Task to carry out
Scan the records for the string "สมเด"; copy each line where it occurs.

(Dataset rows)

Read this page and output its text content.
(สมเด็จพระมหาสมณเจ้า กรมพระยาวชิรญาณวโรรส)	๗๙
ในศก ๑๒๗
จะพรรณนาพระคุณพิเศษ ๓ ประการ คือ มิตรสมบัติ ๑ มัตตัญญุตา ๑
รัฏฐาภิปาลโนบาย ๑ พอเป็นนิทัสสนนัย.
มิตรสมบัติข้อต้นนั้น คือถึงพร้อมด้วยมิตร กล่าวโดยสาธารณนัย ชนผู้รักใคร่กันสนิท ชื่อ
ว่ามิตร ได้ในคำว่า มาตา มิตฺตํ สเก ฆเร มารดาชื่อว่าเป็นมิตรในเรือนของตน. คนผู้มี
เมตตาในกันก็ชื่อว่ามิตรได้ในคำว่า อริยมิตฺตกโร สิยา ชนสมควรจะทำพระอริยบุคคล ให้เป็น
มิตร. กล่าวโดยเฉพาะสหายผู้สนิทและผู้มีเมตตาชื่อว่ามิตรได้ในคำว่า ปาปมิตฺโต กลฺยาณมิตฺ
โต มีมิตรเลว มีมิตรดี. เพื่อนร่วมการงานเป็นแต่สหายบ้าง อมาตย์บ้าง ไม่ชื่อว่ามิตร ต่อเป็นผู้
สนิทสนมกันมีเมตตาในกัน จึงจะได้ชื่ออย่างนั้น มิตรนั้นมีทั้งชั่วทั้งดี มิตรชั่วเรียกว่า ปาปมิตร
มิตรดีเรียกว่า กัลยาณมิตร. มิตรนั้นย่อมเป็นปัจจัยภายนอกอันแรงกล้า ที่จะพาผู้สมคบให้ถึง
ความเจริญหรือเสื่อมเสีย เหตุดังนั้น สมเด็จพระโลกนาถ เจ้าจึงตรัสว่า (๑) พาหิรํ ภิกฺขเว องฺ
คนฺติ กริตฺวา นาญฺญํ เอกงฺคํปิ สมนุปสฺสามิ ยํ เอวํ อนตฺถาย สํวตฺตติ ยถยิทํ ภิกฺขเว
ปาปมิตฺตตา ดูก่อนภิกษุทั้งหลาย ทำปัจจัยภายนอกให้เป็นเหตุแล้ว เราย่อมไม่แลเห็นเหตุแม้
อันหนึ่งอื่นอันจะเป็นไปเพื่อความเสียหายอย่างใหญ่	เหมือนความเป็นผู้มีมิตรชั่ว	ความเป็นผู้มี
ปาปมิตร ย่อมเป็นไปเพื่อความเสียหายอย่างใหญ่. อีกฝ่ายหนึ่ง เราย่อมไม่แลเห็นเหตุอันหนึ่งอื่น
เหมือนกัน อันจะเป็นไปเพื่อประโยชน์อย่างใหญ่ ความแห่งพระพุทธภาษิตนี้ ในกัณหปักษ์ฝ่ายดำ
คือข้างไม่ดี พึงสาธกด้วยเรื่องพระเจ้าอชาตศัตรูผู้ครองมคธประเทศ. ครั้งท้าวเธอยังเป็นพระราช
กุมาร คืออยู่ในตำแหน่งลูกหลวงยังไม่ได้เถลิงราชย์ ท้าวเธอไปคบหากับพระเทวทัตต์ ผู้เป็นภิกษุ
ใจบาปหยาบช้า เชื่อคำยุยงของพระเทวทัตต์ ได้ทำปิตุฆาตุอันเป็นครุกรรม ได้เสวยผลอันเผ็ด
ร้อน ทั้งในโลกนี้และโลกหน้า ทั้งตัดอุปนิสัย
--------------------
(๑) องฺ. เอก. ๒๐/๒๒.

The output
(สมเด็จพระมหาสมณเจ้า กรมพระยาวชิรญาณวโรรส)	๗๙
ความเจริญหรือเสื่อมเสีย เหตุดังนั้น สมเด็จพระโลกนาถ เจ้าจึงตรัสว่า (๑) พาหิรํ ภิกฺขเว องฺ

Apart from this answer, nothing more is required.